## Set task
List everything from the line containing "What elements are" down to the line containing "y-tick-label: 0.18 xyxy=(79,157,110,173)" as a numbered list, including both of those lines and leaving out any blank lines.
--- start Data provided ---
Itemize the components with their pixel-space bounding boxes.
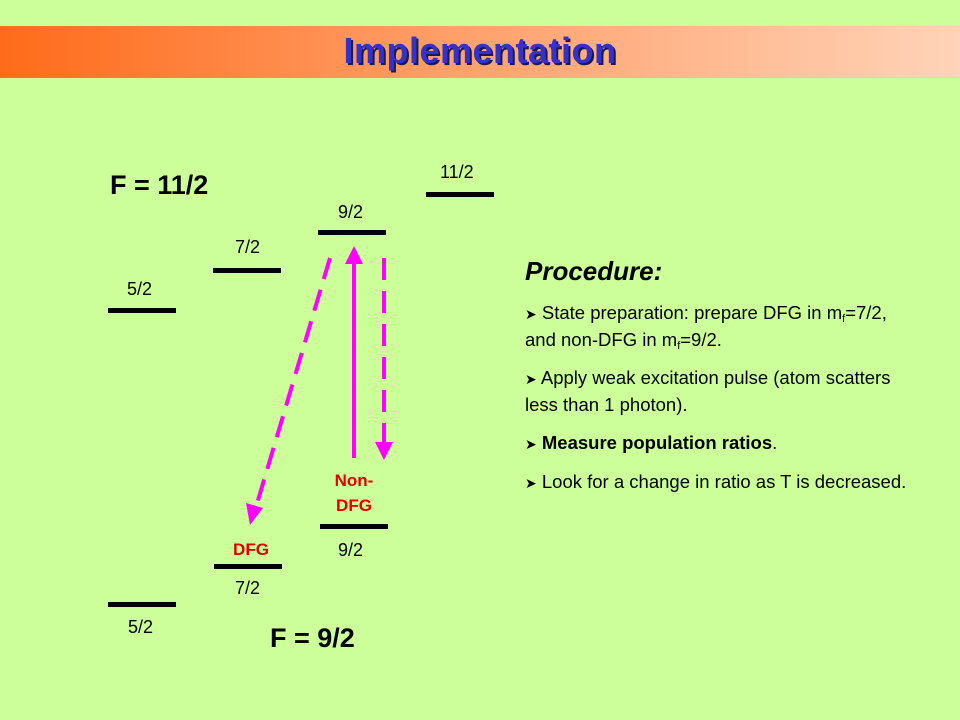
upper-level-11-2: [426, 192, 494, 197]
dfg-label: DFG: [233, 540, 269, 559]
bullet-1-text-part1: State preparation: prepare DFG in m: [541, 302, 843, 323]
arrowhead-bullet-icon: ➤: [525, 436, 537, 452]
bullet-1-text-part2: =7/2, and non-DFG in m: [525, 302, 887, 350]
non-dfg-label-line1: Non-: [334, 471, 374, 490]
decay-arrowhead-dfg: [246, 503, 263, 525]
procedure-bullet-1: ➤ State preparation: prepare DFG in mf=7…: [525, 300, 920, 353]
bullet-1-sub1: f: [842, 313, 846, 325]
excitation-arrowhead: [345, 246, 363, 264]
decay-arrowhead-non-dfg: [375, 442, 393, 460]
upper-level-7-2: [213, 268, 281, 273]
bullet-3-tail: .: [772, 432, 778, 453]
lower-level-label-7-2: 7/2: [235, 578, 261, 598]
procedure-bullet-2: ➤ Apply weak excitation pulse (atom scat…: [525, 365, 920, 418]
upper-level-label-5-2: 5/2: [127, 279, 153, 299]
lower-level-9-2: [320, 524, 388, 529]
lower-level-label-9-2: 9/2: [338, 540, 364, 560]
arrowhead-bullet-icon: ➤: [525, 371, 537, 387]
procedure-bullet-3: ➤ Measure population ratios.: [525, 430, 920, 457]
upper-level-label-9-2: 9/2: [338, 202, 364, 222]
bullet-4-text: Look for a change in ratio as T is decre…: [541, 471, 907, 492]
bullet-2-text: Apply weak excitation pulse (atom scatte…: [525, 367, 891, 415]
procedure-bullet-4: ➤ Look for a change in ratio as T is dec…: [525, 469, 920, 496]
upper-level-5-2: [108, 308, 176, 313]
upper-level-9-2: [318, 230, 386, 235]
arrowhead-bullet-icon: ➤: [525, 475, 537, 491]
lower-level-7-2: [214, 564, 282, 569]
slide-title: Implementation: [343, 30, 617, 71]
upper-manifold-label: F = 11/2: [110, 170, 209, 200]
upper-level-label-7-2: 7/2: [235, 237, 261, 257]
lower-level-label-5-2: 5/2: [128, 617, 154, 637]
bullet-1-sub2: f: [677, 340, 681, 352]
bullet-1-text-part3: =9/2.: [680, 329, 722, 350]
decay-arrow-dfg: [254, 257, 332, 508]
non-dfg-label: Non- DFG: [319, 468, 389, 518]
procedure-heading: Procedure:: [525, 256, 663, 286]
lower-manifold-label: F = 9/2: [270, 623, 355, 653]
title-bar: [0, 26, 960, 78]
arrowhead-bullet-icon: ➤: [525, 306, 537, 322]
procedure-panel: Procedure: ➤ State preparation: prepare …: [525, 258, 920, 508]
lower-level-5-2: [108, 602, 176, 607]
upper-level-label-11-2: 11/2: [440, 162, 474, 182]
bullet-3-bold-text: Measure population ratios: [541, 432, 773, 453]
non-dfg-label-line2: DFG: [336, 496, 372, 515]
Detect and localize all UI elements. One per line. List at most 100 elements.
--- end Data provided ---
--- start Data provided ---
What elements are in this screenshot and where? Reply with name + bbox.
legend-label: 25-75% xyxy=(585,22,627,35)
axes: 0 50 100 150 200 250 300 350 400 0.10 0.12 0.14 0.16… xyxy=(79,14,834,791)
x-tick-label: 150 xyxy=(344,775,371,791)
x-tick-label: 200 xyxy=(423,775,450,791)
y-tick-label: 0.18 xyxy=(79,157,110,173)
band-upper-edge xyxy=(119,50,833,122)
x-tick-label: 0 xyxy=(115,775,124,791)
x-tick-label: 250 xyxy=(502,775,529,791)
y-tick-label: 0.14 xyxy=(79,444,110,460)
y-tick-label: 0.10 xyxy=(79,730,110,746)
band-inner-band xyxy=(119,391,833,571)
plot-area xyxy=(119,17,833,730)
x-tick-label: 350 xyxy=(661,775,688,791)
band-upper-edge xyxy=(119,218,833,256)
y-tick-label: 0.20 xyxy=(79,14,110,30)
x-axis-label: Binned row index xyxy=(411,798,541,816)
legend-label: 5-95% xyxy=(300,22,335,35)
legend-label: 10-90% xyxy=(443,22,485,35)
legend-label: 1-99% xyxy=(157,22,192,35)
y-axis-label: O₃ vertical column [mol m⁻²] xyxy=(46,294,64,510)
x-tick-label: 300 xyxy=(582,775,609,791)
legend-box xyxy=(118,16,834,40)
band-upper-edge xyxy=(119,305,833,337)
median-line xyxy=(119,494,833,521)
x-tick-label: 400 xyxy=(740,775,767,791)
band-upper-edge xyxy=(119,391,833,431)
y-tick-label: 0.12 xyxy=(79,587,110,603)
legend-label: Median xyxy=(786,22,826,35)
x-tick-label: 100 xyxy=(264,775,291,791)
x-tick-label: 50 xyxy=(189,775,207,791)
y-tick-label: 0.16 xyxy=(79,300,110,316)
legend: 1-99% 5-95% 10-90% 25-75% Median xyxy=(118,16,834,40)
--- end Data provided ---
## Output for this task
1. What elements are in this screenshot and where? Reply with name + bbox.
2. legend-label: 25-75% xyxy=(585,22,627,35)
3. axes: 0 50 100 150 200 250 300 350 400 0.10 0.12 0.14 0.16… xyxy=(79,14,834,791)
4. x-tick-label: 150 xyxy=(344,775,371,791)
5. x-tick-label: 200 xyxy=(423,775,450,791)
6. y-tick-label: 0.18 xyxy=(79,157,110,173)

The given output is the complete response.